Instructions for the task —
From the entries below, gather every line containing the string "Colombia".

Source data —
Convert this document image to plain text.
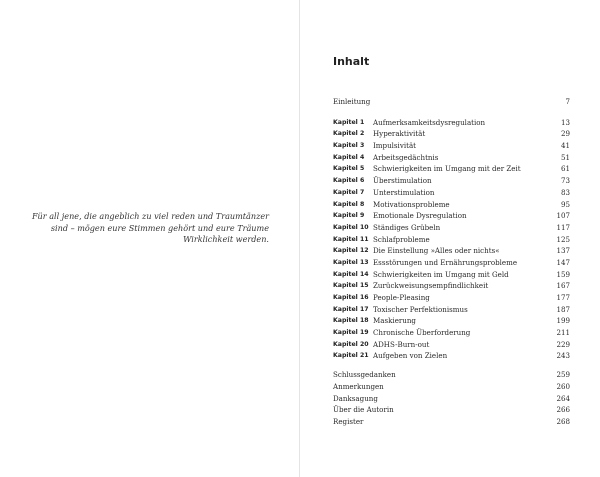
Für all jene, die angeblich zu viel reden und Traumtänzer
sind – mögen eure Stimmen gehört und eure Träume
Wirklichkeit werden.
Inhalt
Einleitung	7
Kapitel 1 Aufmerksamkeitsdysregulation	13
Kapitel 2 Hyperaktivität	29
Kapitel 3 Impulsivität	41
Kapitel 4 Arbeitsgedächtnis	51
Kapitel 5 Schwierigkeiten im Umgang mit der Zeit	61
Kapitel 6 Überstimulation	73
Kapitel 7 Unterstimulation	83
Kapitel 8 Motivationsprobleme	95
Kapitel 9 Emotionale Dysregulation	107
Kapitel 10 Ständiges Grübeln	117
Kapitel 11 Schlafprobleme	125
Kapitel 12 Die Einstellung »Alles oder nichts«	137
Kapitel 13 Essstörungen und Ernährungsprobleme	147
Kapitel 14 Schwierigkeiten im Umgang mit Geld	159
Kapitel 15 Zurückweisungsempfindlichkeit	167
Kapitel 16 People-Pleasing	177
Kapitel 17 Toxischer Perfektionismus	187
Kapitel 18 Maskierung	199
Kapitel 19 Chronische Überforderung	211
Kapitel 20 ADHS-Burn-out	229
Kapitel 21 Aufgeben von Zielen	243
Schlussgedanken	259
Anmerkungen	260
Danksagung	264
Über die Autorin	266
Register	268
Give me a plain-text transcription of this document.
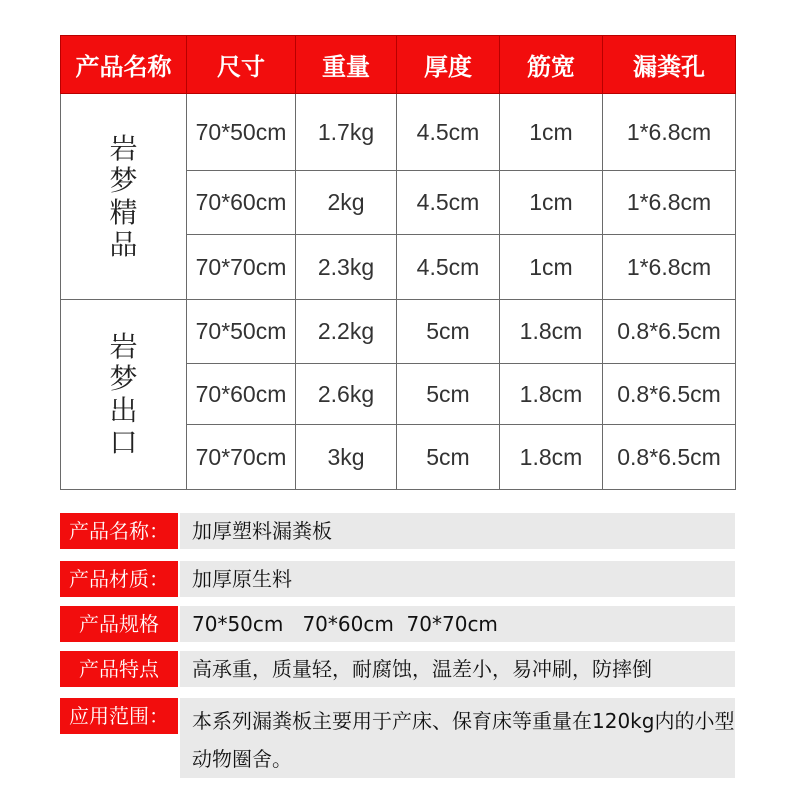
产品名称	尺寸	重量	厚度	筋宽	漏粪孔
岩梦精品	70*50cm	1.7kg	4.5cm	1cm	1*6.8cm
	70*60cm	2kg	4.5cm	1cm	1*6.8cm
	70*70cm	2.3kg	4.5cm	1cm	1*6.8cm
岩梦出口	70*50cm	2.2kg	5cm	1.8cm	0.8*6.5cm
	70*60cm	2.6kg	5cm	1.8cm	0.8*6.5cm
	70*70cm	3kg	5cm	1.8cm	0.8*6.5cm
产品名称：	加厚塑料漏粪板
产品材质：	加厚原生料
产品规格	70*50cm   70*60cm  70*70cm
产品特点	高承重，质量轻，耐腐蚀，温差小，易冲刷，防摔倒
应用范围：	本系列漏粪板主要用于产床、保育床等重量在120kg内的小型动物圈舍。
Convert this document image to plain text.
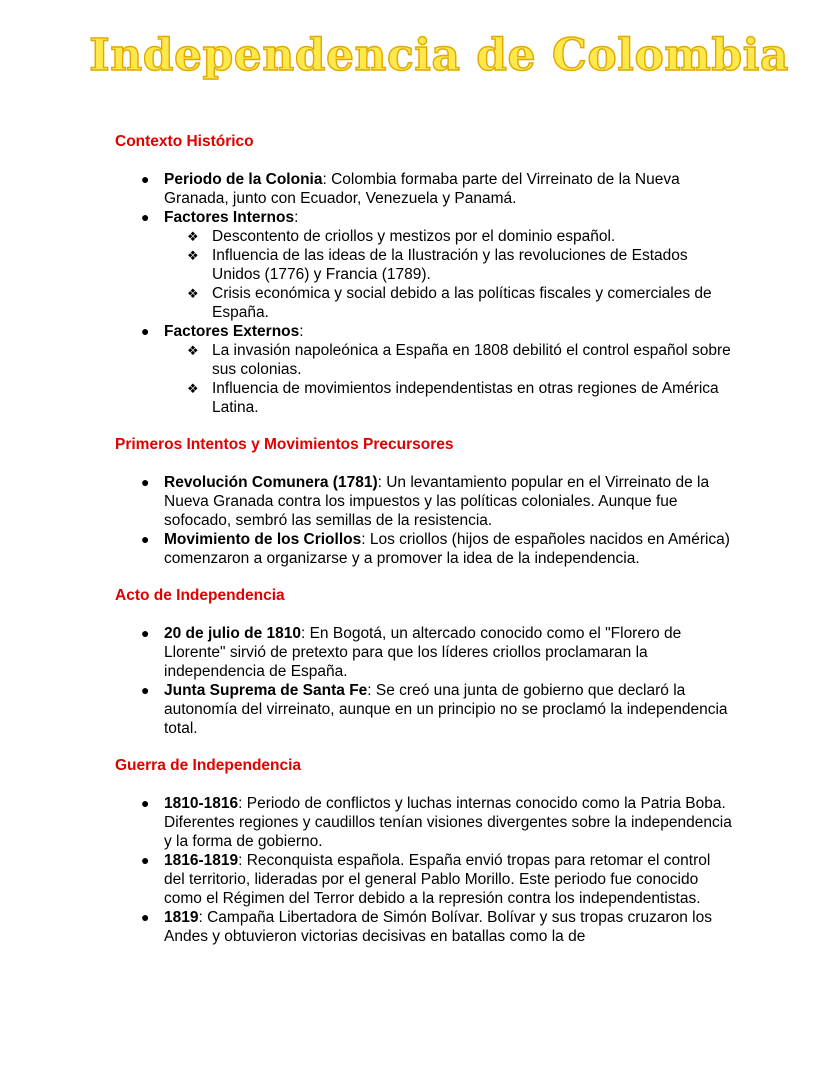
Independencia de Colombia
Contexto Histórico
● Periodo de la Colonia: Colombia formaba parte del Virreinato de la Nueva Granada, junto con Ecuador, Venezuela y Panamá.
● Factores Internos:
❖ Descontento de criollos y mestizos por el dominio español.
❖ Influencia de las ideas de la Ilustración y las revoluciones de Estados Unidos (1776) y Francia (1789).
❖ Crisis económica y social debido a las políticas fiscales y comerciales de España.
● Factores Externos:
❖ La invasión napoleónica a España en 1808 debilitó el control español sobre sus colonias.
❖ Influencia de movimientos independentistas en otras regiones de América Latina.
Primeros Intentos y Movimientos Precursores
● Revolución Comunera (1781): Un levantamiento popular en el Virreinato de la Nueva Granada contra los impuestos y las políticas coloniales. Aunque fue sofocado, sembró las semillas de la resistencia.
● Movimiento de los Criollos: Los criollos (hijos de españoles nacidos en América) comenzaron a organizarse y a promover la idea de la independencia.
Acto de Independencia
● 20 de julio de 1810: En Bogotá, un altercado conocido como el "Florero de Llorente" sirvió de pretexto para que los líderes criollos proclamaran la independencia de España.
● Junta Suprema de Santa Fe: Se creó una junta de gobierno que declaró la autonomía del virreinato, aunque en un principio no se proclamó la independencia total.
Guerra de Independencia
● 1810-1816: Periodo de conflictos y luchas internas conocido como la Patria Boba. Diferentes regiones y caudillos tenían visiones divergentes sobre la independencia y la forma de gobierno.
● 1816-1819: Reconquista española. España envió tropas para retomar el control del territorio, lideradas por el general Pablo Morillo. Este periodo fue conocido como el Régimen del Terror debido a la represión contra los independentistas.
● 1819: Campaña Libertadora de Simón Bolívar. Bolívar y sus tropas cruzaron los Andes y obtuvieron victorias decisivas en batallas como la de
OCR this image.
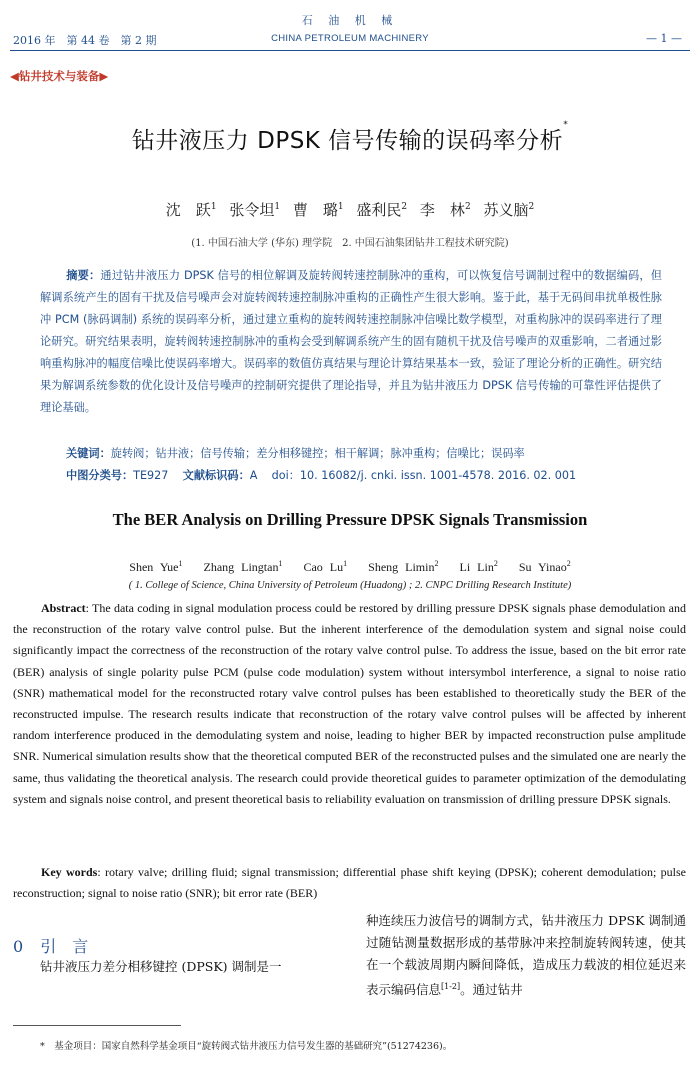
2016 年　第 44 卷　第 2 期
石 油 机 械
CHINA PETROLEUM MACHINERY	— 1 —
◀钻井技术与装备▶
钻井液压力 DPSK 信号传输的误码率分析*
沈　跃$^1$ 张令坦$^1$ 曹　璐$^1$ 盛利民$^2$ 李　林$^2$ 苏义脑$^2$
(1. 中国石油大学 (华东) 理学院　2. 中国石油集团钻井工程技术研究院)
摘要：通过钻井液压力 DPSK 信号的相位解调及旋转阀转速控制脉冲的重构，可以恢复信号调制过程中的数据编码，但解调系统产生的固有干扰及信号噪声会对旋转阀转速控制脉冲重构的正确性产生很大影响。鉴于此，基于无码间串扰单极性脉冲 PCM (脉码调制) 系统的误码率分析，通过建立重构的旋转阀转速控制脉冲信噪比数学模型，对重构脉冲的误码率进行了理论研究。研究结果表明，旋转阀转速控制脉冲的重构会受到解调系统产生的固有随机干扰及信号噪声的双重影响，二者通过影响重构脉冲的幅度信噪比使误码率增大。误码率的数值仿真结果与理论计算结果基本一致，验证了理论分析的正确性。研究结果为解调系统参数的优化设计及信号噪声的控制研究提供了理论指导，并且为钻井液压力 DPSK 信号传输的可靠性评估提供了理论基础。
关键词：旋转阀；钻井液；信号传输；差分相移键控；相干解调；脉冲重构；信噪比；误码率
中图分类号：TE927 文献标识码：A doi：10. 16082/j. cnki. issn. 1001-4578. 2016. 02. 001
The BER Analysis on Drilling Pressure DPSK Signals Transmission
Shen Yue$^1$ Zhang Lingtan$^1$ Cao Lu$^1$ Sheng Limin$^2$ Li Lin$^2$ Su Yinao$^2$
( 1. College of Science, China University of Petroleum (Huadong) ; 2. CNPC Drilling Research Institute)
Abstract: The data coding in signal modulation process could be restored by drilling pressure DPSK signals phase demodulation and the reconstruction of the rotary valve control pulse. But the inherent interference of the demodulation system and signal noise could significantly impact the correctness of the reconstruction of the rotary valve control pulse. To address the issue, based on the bit error rate (BER) analysis of single polarity pulse PCM (pulse code modulation) system without intersymbol interference, a signal to noise ratio (SNR) mathematical model for the reconstructed rotary valve control pulses has been established to theoretically study the BER of the reconstructed impulse. The research results indicate that reconstruction of the rotary valve control pulses will be affected by inherent random interference produced in the demodulating system and noise, leading to higher BER by impacted reconstruction pulse amplitude SNR. Numerical simulation results show that the theoretical computed BER of the reconstructed pulses and the simulated one are nearly the same, thus validating the theoretical analysis. The research could provide theoretical guides to parameter optimization of the demodulating system and signals noise control, and present theoretical basis to reliability evaluation on transmission of drilling pressure DPSK signals.
Key words: rotary valve; drilling fluid; signal transmission; differential phase shift keying (DPSK); coherent demodulation; pulse reconstruction; signal to noise ratio (SNR); bit error rate (BER)
0 引　言
钻井液压力差分相移键控 (DPSK) 调制是一
种连续压力波信号的调制方式，钻井液压力 DPSK 调制通过随钻测量数据形成的基带脉冲来控制旋转阀转速，使其在一个载波周期内瞬间降低，造成压力载波的相位延迟来表示编码信息[1-2]。通过钻井
*　基金项目：国家自然科学基金项目“旋转阀式钻井液压力信号发生器的基础研究”(51274236)。
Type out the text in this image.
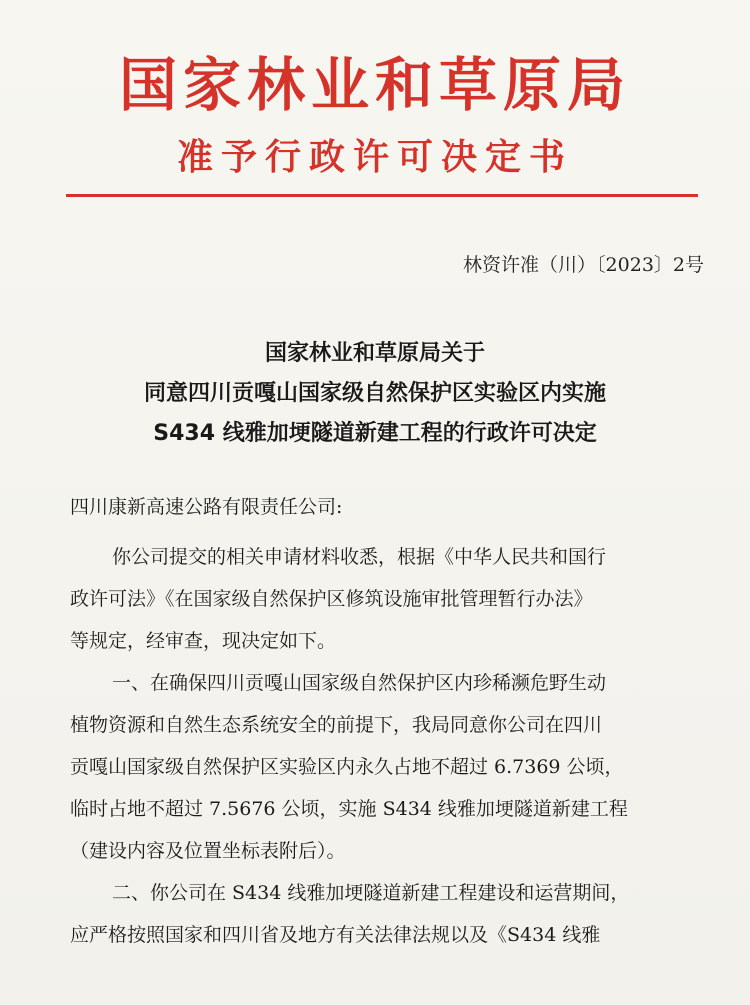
国家林业和草原局
准予行政许可决定书
林资许准（川）〔2023〕2号
国家林业和草原局关于
同意四川贡嘎山国家级自然保护区实验区内实施
S434 线雅加埂隧道新建工程的行政许可决定
四川康新高速公路有限责任公司:
你公司提交的相关申请材料收悉，根据《中华人民共和国行
政许可法》《在国家级自然保护区修筑设施审批管理暂行办法》
等规定，经审查，现决定如下。
一、在确保四川贡嘎山国家级自然保护区内珍稀濒危野生动
植物资源和自然生态系统安全的前提下，我局同意你公司在四川
贡嘎山国家级自然保护区实验区内永久占地不超过 6.7369 公顷，
临时占地不超过 7.5676 公顷，实施 S434 线雅加埂隧道新建工程
（建设内容及位置坐标表附后）。
二、你公司在 S434 线雅加埂隧道新建工程建设和运营期间，
应严格按照国家和四川省及地方有关法律法规以及《S434 线雅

Solution to this problem —
Independencia de Colombia
● Periodo de la Colonia: Colombia formaba parte del Virreinato de la Nueva Granada, junto con Ecuador, Venezuela y Panamá.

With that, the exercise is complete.